Collected data:
----------------------------------------

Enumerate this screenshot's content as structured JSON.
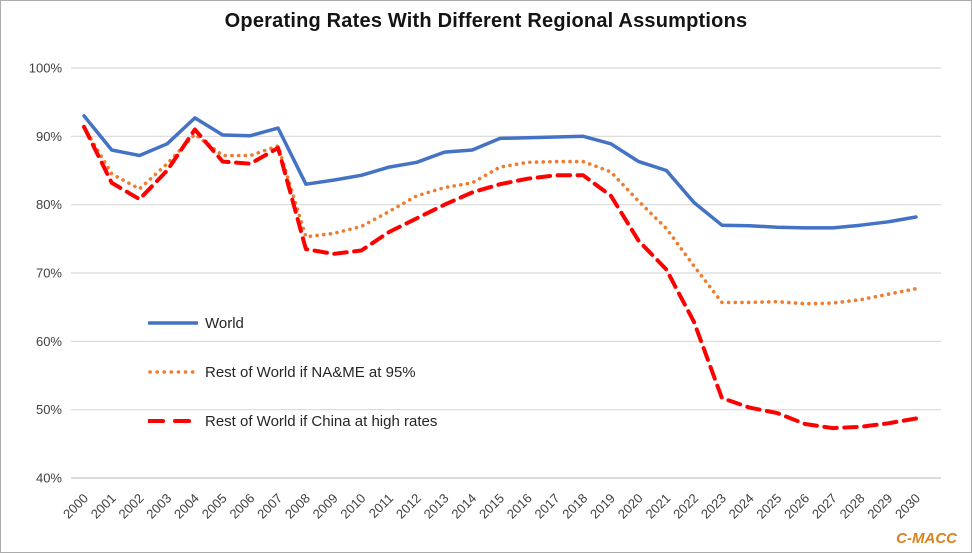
{
  "title": "Operating Rates With Different Regional Assumptions",
  "watermark": "C-MACC",
  "colors": {
    "background": "#FFFFFF",
    "border": "#ABABAB",
    "grid": "#D9D9D9",
    "axis_line": "#C8C8C8",
    "axis_text": "#404040",
    "title_text": "#141414",
    "legend_text": "#262626",
    "watermark": "#DD8220"
  },
  "chart_data": {
    "type": "line",
    "title": "Operating Rates With Different Regional Assumptions",
    "xlabel": "",
    "ylabel": "",
    "grid": "horizontal-only",
    "legend_position": "inside-left",
    "ylim": [
      40,
      100
    ],
    "ytick_step": 10,
    "ytick_labels": [
      "100%",
      "90%",
      "80%",
      "70%",
      "60%",
      "50%",
      "40%"
    ],
    "x": [
      2000,
      2001,
      2002,
      2003,
      2004,
      2005,
      2006,
      2007,
      2008,
      2009,
      2010,
      2011,
      2012,
      2013,
      2014,
      2015,
      2016,
      2017,
      2018,
      2019,
      2020,
      2021,
      2022,
      2023,
      2024,
      2025,
      2026,
      2027,
      2028,
      2029,
      2030
    ],
    "series": [
      {
        "name": "World",
        "line_style": "solid",
        "color": "#4472C4",
        "values": [
          93.0,
          88.0,
          87.2,
          88.9,
          92.7,
          90.2,
          90.1,
          91.2,
          83.0,
          83.6,
          84.3,
          85.5,
          86.2,
          87.7,
          88.0,
          89.7,
          89.8,
          89.9,
          90.0,
          88.9,
          86.3,
          85.0,
          80.3,
          77.0,
          76.9,
          76.7,
          76.6,
          76.6,
          77.0,
          77.5,
          78.2
        ]
      },
      {
        "name": "Rest of World if NA&ME at 95%",
        "line_style": "dotted",
        "color": "#ED7D31",
        "values": [
          91.3,
          84.5,
          82.3,
          86.0,
          90.3,
          87.2,
          87.2,
          88.6,
          75.3,
          75.8,
          76.8,
          79.0,
          81.3,
          82.5,
          83.2,
          85.5,
          86.2,
          86.3,
          86.3,
          84.8,
          80.5,
          76.5,
          71.0,
          65.7,
          65.7,
          65.8,
          65.5,
          65.6,
          66.1,
          66.9,
          67.7
        ]
      },
      {
        "name": "Rest of World if China at high rates",
        "line_style": "dashed",
        "color": "#FF0000",
        "values": [
          91.4,
          83.2,
          80.8,
          85.0,
          91.0,
          86.3,
          86.0,
          88.3,
          73.5,
          72.8,
          73.3,
          76.0,
          78.0,
          80.0,
          81.8,
          83.0,
          83.8,
          84.3,
          84.3,
          81.3,
          74.7,
          70.5,
          62.8,
          51.7,
          50.3,
          49.5,
          47.9,
          47.3,
          47.5,
          48.0,
          48.7
        ]
      }
    ]
  }
}
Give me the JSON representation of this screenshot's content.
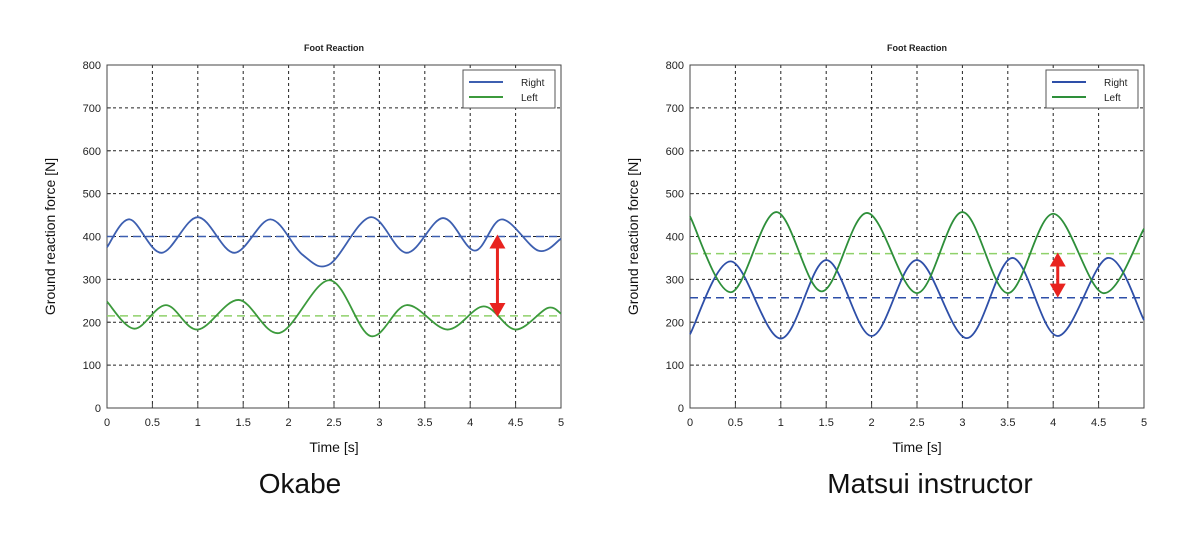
{
  "charts": [
    {
      "caption": "Okabe",
      "chart_data": {
        "type": "line",
        "title": "Foot Reaction",
        "xlabel": "Time [s]",
        "ylabel": "Ground reaction force [N]",
        "xlim": [
          0,
          5
        ],
        "ylim": [
          0,
          800
        ],
        "xticks": [
          "0",
          "0.5",
          "1",
          "1.5",
          "2",
          "2.5",
          "3",
          "3.5",
          "4",
          "4.5",
          "5"
        ],
        "yticks": [
          "0",
          "100",
          "200",
          "300",
          "400",
          "500",
          "600",
          "700",
          "800"
        ],
        "grid": true,
        "legend_position": "top-right",
        "series": [
          {
            "name": "Right",
            "color": "#3d5fb0",
            "x": [
              0,
              0.25,
              0.6,
              1.0,
              1.4,
              1.8,
              2.15,
              2.45,
              2.9,
              3.3,
              3.7,
              4.05,
              4.35,
              4.75,
              5.0
            ],
            "y": [
              375,
              440,
              362,
              445,
              362,
              440,
              358,
              335,
              445,
              362,
              443,
              367,
              440,
              367,
              395
            ]
          },
          {
            "name": "Left",
            "color": "#3c9a3c",
            "x": [
              0,
              0.3,
              0.65,
              1.0,
              1.45,
              1.9,
              2.45,
              2.9,
              3.3,
              3.75,
              4.15,
              4.5,
              4.85,
              5.0
            ],
            "y": [
              248,
              185,
              240,
              183,
              252,
              175,
              298,
              168,
              240,
              183,
              237,
              183,
              233,
              220
            ]
          }
        ],
        "reference_lines": [
          {
            "y": 400,
            "color": "#3d5fb0"
          },
          {
            "y": 215,
            "color": "#8fd16a"
          }
        ],
        "annotation_arrow": {
          "x": 4.3,
          "y_from": 400,
          "y_to": 217,
          "color": "#e8231f"
        }
      }
    },
    {
      "caption": "Matsui  instructor",
      "chart_data": {
        "type": "line",
        "title": "Foot Reaction",
        "xlabel": "Time [s]",
        "ylabel": "Ground reaction force [N]",
        "xlim": [
          0,
          5
        ],
        "ylim": [
          0,
          800
        ],
        "xticks": [
          "0",
          "0.5",
          "1",
          "1.5",
          "2",
          "2.5",
          "3",
          "3.5",
          "4",
          "4.5",
          "5"
        ],
        "yticks": [
          "0",
          "100",
          "200",
          "300",
          "400",
          "500",
          "600",
          "700",
          "800"
        ],
        "grid": true,
        "legend_position": "top-right",
        "series": [
          {
            "name": "Right",
            "color": "#2e4fa8",
            "x": [
              0,
              0.45,
              1.0,
              1.5,
              2.0,
              2.5,
              3.05,
              3.55,
              4.05,
              4.6,
              5.0
            ],
            "y": [
              172,
              342,
              162,
              345,
              168,
              345,
              163,
              350,
              168,
              350,
              205
            ]
          },
          {
            "name": "Left",
            "color": "#2e8f3a",
            "x": [
              0,
              0.45,
              0.95,
              1.45,
              1.95,
              2.5,
              3.0,
              3.5,
              4.0,
              4.55,
              5.0
            ],
            "y": [
              447,
              270,
              457,
              272,
              455,
              268,
              457,
              268,
              453,
              268,
              418
            ]
          }
        ],
        "reference_lines": [
          {
            "y": 360,
            "color": "#8fd16a"
          },
          {
            "y": 257,
            "color": "#2e4fa8"
          }
        ],
        "annotation_arrow": {
          "x": 4.05,
          "y_from": 358,
          "y_to": 262,
          "color": "#e8231f"
        }
      }
    }
  ]
}
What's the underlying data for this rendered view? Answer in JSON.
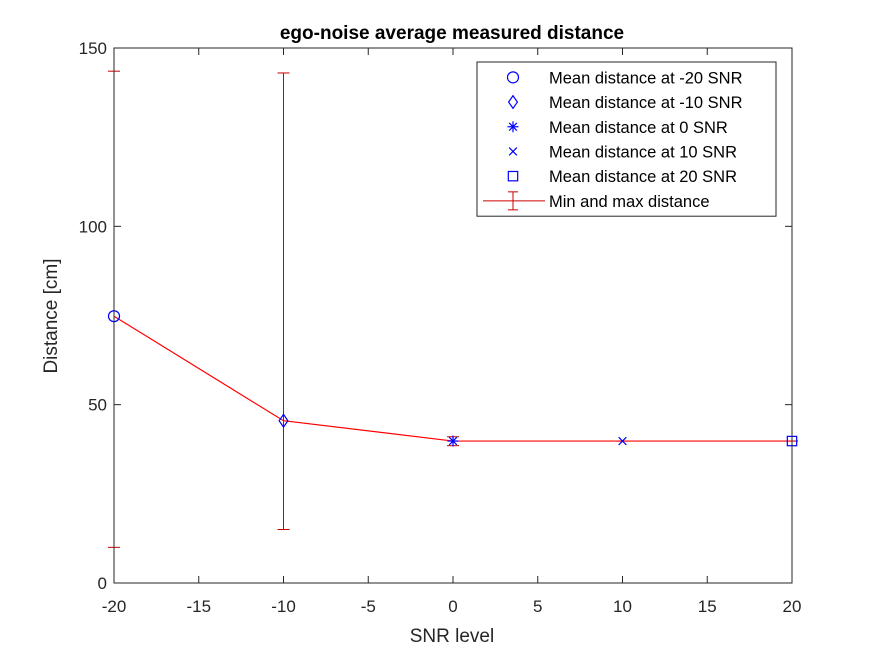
{
  "chart_data": {
    "type": "line",
    "title": "ego-noise average measured distance",
    "xlabel": "SNR level",
    "ylabel": "Distance [cm]",
    "xlim": [
      -20,
      20
    ],
    "ylim": [
      0,
      150
    ],
    "xticks": [
      -20,
      -15,
      -10,
      -5,
      0,
      5,
      10,
      15,
      20
    ],
    "yticks": [
      0,
      50,
      100,
      150
    ],
    "grid": false,
    "legend_position": "top-right",
    "colors": {
      "marker": "#0000ff",
      "line": "#ff0000",
      "errorbar": "#cc0000",
      "axis": "#262626"
    },
    "points": [
      {
        "x": -20,
        "y": 74.8,
        "marker": "circle",
        "legend": "Mean distance at -20 SNR"
      },
      {
        "x": -10,
        "y": 45.5,
        "marker": "diamond",
        "legend": "Mean distance at -10 SNR"
      },
      {
        "x": 0,
        "y": 39.8,
        "marker": "asterisk",
        "legend": "Mean distance at 0 SNR"
      },
      {
        "x": 10,
        "y": 39.8,
        "marker": "cross",
        "legend": "Mean distance at 10 SNR"
      },
      {
        "x": 20,
        "y": 39.8,
        "marker": "square",
        "legend": "Mean distance at 20 SNR"
      }
    ],
    "errorbars": {
      "legend": "Min and max distance",
      "x": [
        -20,
        -10,
        0,
        10,
        20
      ],
      "min": [
        10,
        15,
        38.5,
        39.8,
        39.8
      ],
      "max": [
        143.5,
        143,
        41,
        39.8,
        39.8
      ]
    }
  }
}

----------------------------------------

- Work to complete: Isolate the lines that hold the word "name" and copy all of them.

- Output of the task:
        "name": "World",
        "name": "Rest of World if NA&ME at 95%",
        "name": "Rest of World if China at high rates",
            "name": "Right",
            "name": "Left",
            "name": "Right",
            "name": "Left",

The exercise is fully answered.